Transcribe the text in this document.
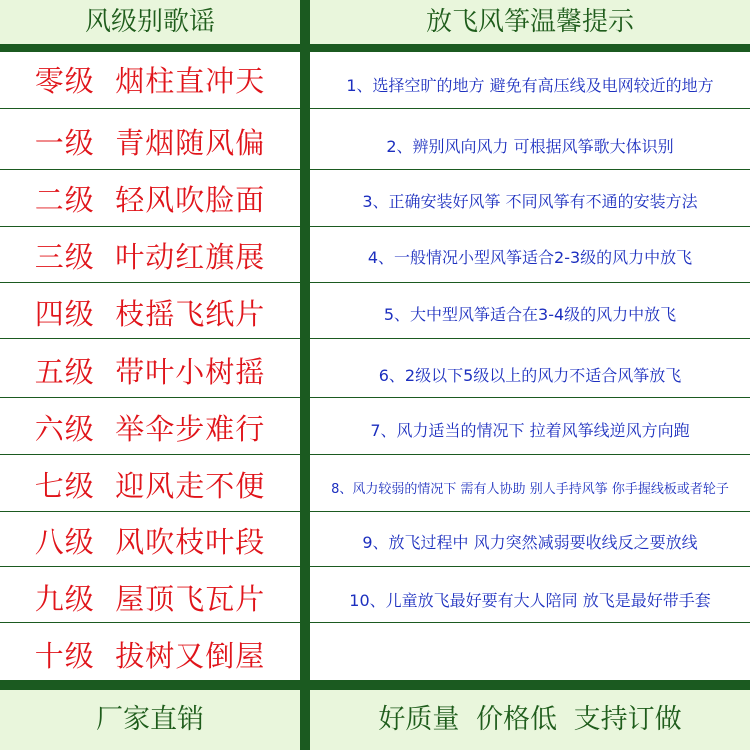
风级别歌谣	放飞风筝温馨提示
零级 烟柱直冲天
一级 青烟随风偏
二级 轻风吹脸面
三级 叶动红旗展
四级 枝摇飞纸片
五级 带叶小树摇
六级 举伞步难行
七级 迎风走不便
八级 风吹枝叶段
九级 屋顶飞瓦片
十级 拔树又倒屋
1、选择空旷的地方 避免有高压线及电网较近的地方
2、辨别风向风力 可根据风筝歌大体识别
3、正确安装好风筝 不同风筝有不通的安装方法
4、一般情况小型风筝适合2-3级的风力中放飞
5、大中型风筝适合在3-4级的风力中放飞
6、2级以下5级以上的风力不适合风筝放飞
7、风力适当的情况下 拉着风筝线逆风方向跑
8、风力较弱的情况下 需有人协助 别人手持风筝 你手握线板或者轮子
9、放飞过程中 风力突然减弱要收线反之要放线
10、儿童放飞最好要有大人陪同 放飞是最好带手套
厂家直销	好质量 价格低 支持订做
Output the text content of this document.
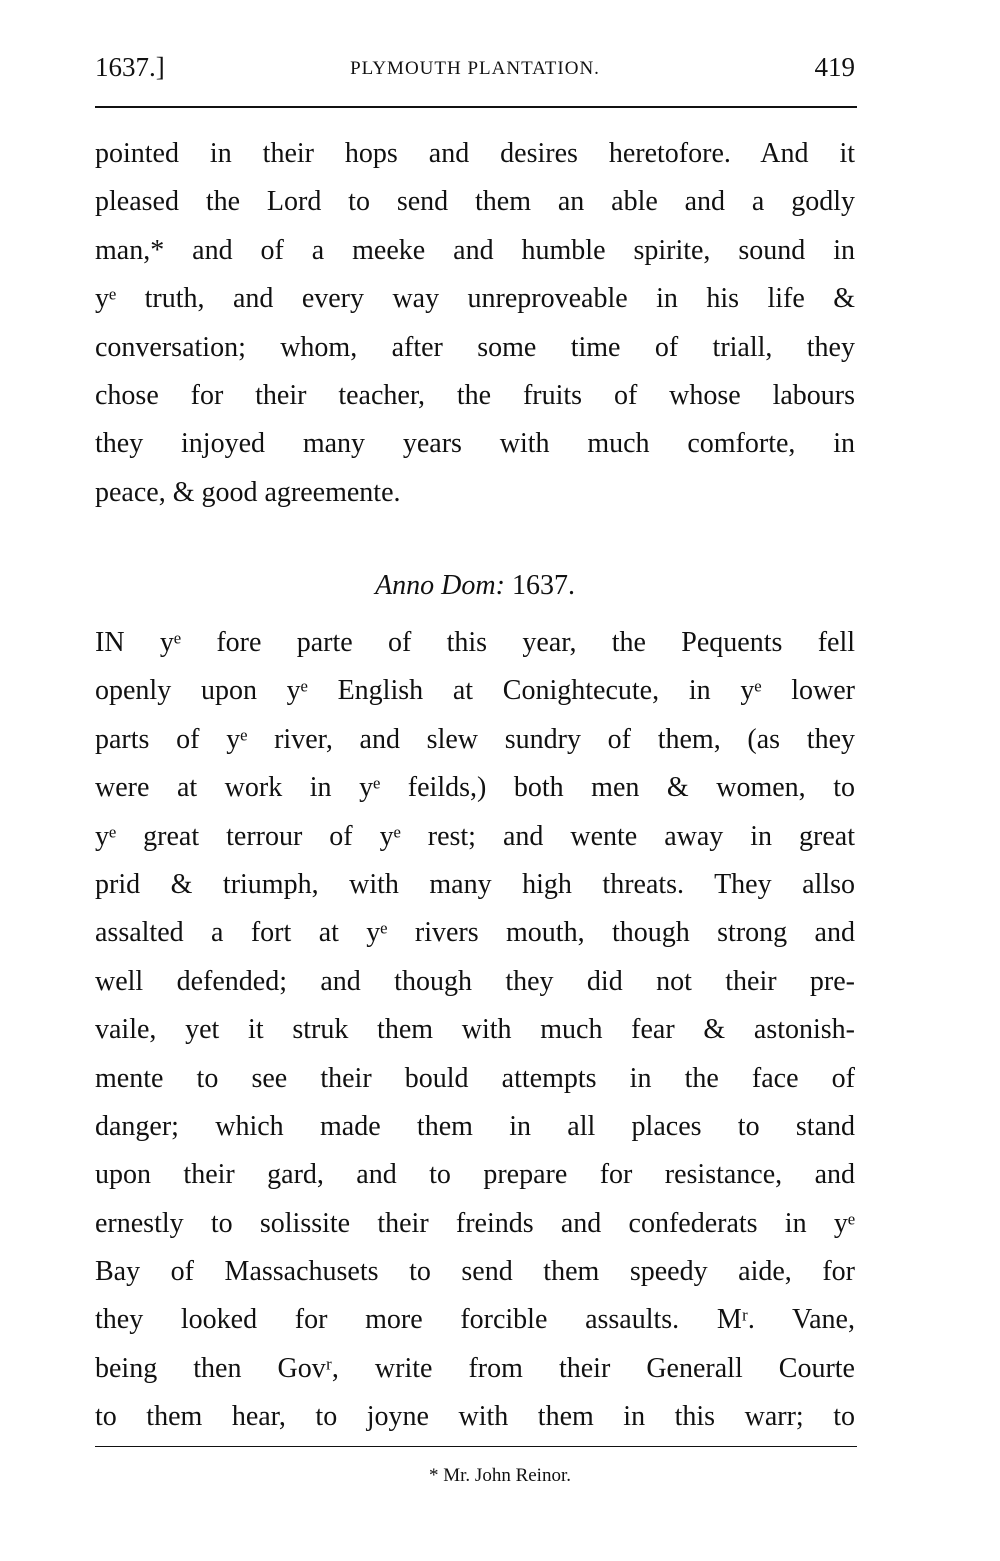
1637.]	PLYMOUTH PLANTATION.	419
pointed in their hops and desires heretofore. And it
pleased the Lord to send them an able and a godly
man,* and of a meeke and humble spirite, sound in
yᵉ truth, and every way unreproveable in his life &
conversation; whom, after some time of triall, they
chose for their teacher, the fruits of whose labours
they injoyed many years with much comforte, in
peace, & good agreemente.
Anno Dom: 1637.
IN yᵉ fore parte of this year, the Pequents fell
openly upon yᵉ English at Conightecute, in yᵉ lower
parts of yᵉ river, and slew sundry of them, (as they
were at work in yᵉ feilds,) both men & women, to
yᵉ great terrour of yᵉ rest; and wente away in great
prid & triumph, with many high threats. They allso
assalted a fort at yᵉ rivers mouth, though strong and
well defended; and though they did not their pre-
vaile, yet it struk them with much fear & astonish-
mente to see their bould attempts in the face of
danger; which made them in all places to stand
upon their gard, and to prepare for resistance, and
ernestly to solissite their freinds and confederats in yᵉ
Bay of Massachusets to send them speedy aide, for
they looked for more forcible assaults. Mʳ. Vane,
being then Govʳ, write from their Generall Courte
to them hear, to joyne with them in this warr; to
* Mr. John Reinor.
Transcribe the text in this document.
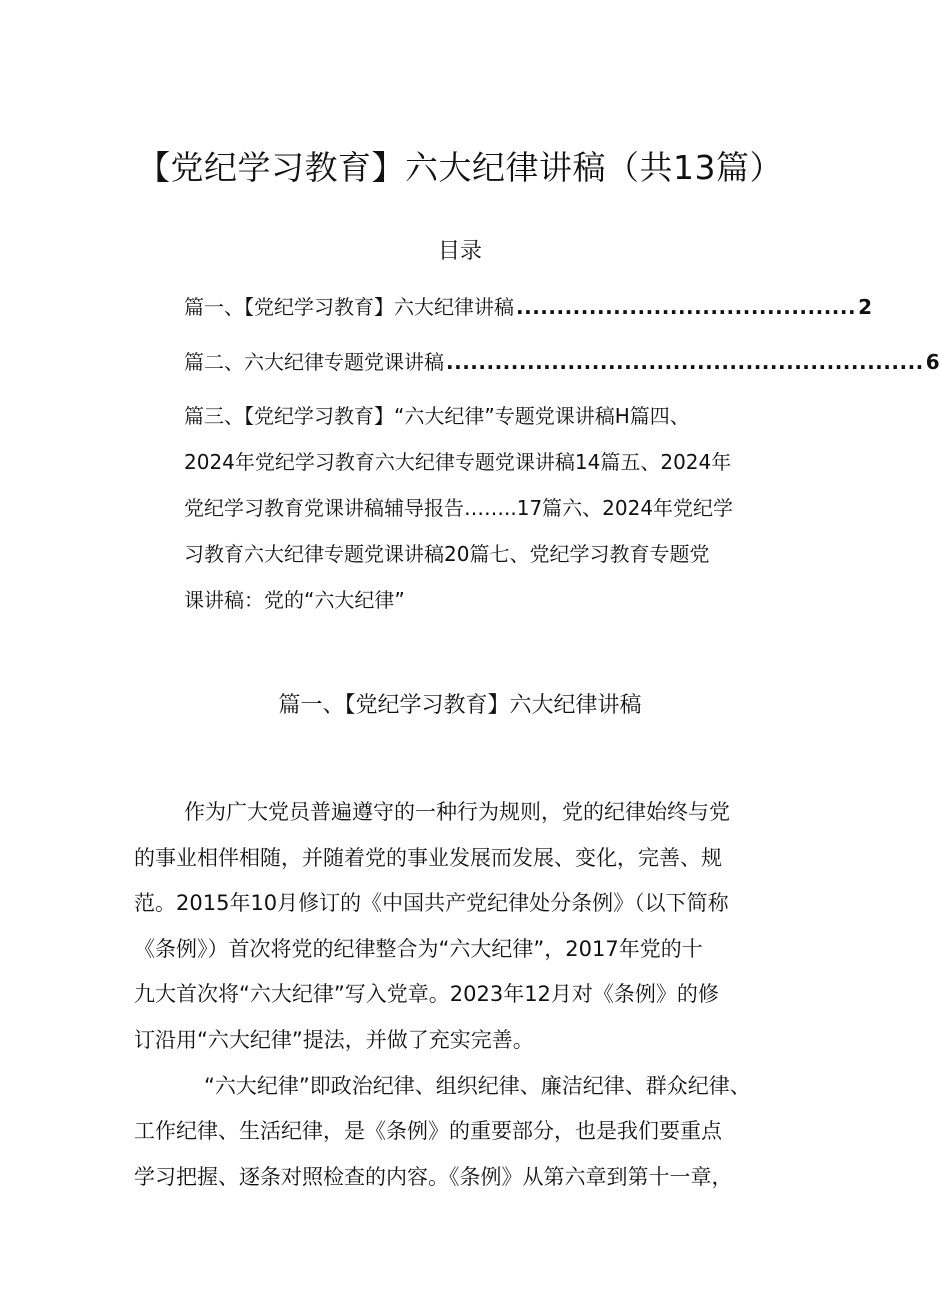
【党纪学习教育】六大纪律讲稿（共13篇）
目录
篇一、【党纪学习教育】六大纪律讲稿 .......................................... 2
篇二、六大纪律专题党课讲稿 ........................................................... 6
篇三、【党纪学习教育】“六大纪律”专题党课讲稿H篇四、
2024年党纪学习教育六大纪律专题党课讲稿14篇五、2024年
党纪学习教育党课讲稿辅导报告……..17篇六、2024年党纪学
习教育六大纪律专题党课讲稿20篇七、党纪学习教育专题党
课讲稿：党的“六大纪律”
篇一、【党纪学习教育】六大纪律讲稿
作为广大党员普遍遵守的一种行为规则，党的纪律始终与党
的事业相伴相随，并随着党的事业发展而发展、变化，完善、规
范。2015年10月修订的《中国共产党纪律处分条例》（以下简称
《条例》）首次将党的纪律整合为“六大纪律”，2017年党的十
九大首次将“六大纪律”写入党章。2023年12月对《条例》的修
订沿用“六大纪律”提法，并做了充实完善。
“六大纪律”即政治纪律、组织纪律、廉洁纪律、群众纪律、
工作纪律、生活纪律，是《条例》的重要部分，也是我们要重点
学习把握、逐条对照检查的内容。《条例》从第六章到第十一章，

:::

Exercise brief:
In this exercise, set down all of the data exactly, without the pictures.

Reply to the exercise:
Transcribe the text in this document.
风级别歌谣	放飞风筝温馨提示
零级 烟柱直冲天
一级 青烟随风偏
二级 轻风吹脸面
三级 叶动红旗展
四级 枝摇飞纸片
五级 带叶小树摇
六级 举伞步难行
七级 迎风走不便
八级 风吹枝叶段
九级 屋顶飞瓦片
十级 拔树又倒屋
1、选择空旷的地方 避免有高压线及电网较近的地方
2、辨别风向风力 可根据风筝歌大体识别
3、正确安装好风筝 不同风筝有不通的安装方法
4、一般情况小型风筝适合2-3级的风力中放飞
5、大中型风筝适合在3-4级的风力中放飞
6、2级以下5级以上的风力不适合风筝放飞
7、风力适当的情况下 拉着风筝线逆风方向跑
8、风力较弱的情况下 需有人协助 别人手持风筝 你手握线板或者轮子
9、放飞过程中 风力突然减弱要收线反之要放线
10、儿童放飞最好要有大人陪同 放飞是最好带手套
厂家直销	好质量 价格低 支持订做
Output the text content of this document.
1637.]	PLYMOUTH PLANTATION.	419
pointed in their hops and desires heretofore. And it
pleased the Lord to send them an able and a godly
man,* and of a meeke and humble spirite, sound in
yᵉ truth, and every way unreproveable in his life &
conversation; whom, after some time of triall, they
chose for their teacher, the fruits of whose labours
they injoyed many years with much comforte, in
peace, & good agreemente.
Anno Dom: 1637.
IN yᵉ fore parte of this year, the Pequents fell
openly upon yᵉ English at Conightecute, in yᵉ lower
parts of yᵉ river, and slew sundry of them, (as they
were at work in yᵉ feilds,) both men & women, to
yᵉ great terrour of yᵉ rest; and wente away in great
prid & triumph, with many high threats. They allso
assalted a fort at yᵉ rivers mouth, though strong and
well defended; and though they did not their pre-
vaile, yet it struk them with much fear & astonish-
mente to see their bould attempts in the face of
danger; which made them in all places to stand
upon their gard, and to prepare for resistance, and
ernestly to solissite their freinds and confederats in yᵉ
Bay of Massachusets to send them speedy aide, for
they looked for more forcible assaults. Mʳ. Vane,
being then Govʳ, write from their Generall Courte
to them hear, to joyne with them in this warr; to
* Mr. John Reinor.
Transcribe the text in this document.
【党纪学习教育】六大纪律讲稿（共13篇）
目录
篇一、【党纪学习教育】六大纪律讲稿 .......................................... 2
篇二、六大纪律专题党课讲稿 ........................................................... 6
篇三、【党纪学习教育】“六大纪律”专题党课讲稿H篇四、
2024年党纪学习教育六大纪律专题党课讲稿14篇五、2024年
党纪学习教育党课讲稿辅导报告……..17篇六、2024年党纪学
习教育六大纪律专题党课讲稿20篇七、党纪学习教育专题党
课讲稿：党的“六大纪律”
篇一、【党纪学习教育】六大纪律讲稿
作为广大党员普遍遵守的一种行为规则，党的纪律始终与党
的事业相伴相随，并随着党的事业发展而发展、变化，完善、规
范。2015年10月修订的《中国共产党纪律处分条例》（以下简称
《条例》）首次将党的纪律整合为“六大纪律”，2017年党的十
九大首次将“六大纪律”写入党章。2023年12月对《条例》的修
订沿用“六大纪律”提法，并做了充实完善。
“六大纪律”即政治纪律、组织纪律、廉洁纪律、群众纪律、
工作纪律、生活纪律，是《条例》的重要部分，也是我们要重点
学习把握、逐条对照检查的内容。《条例》从第六章到第十一章，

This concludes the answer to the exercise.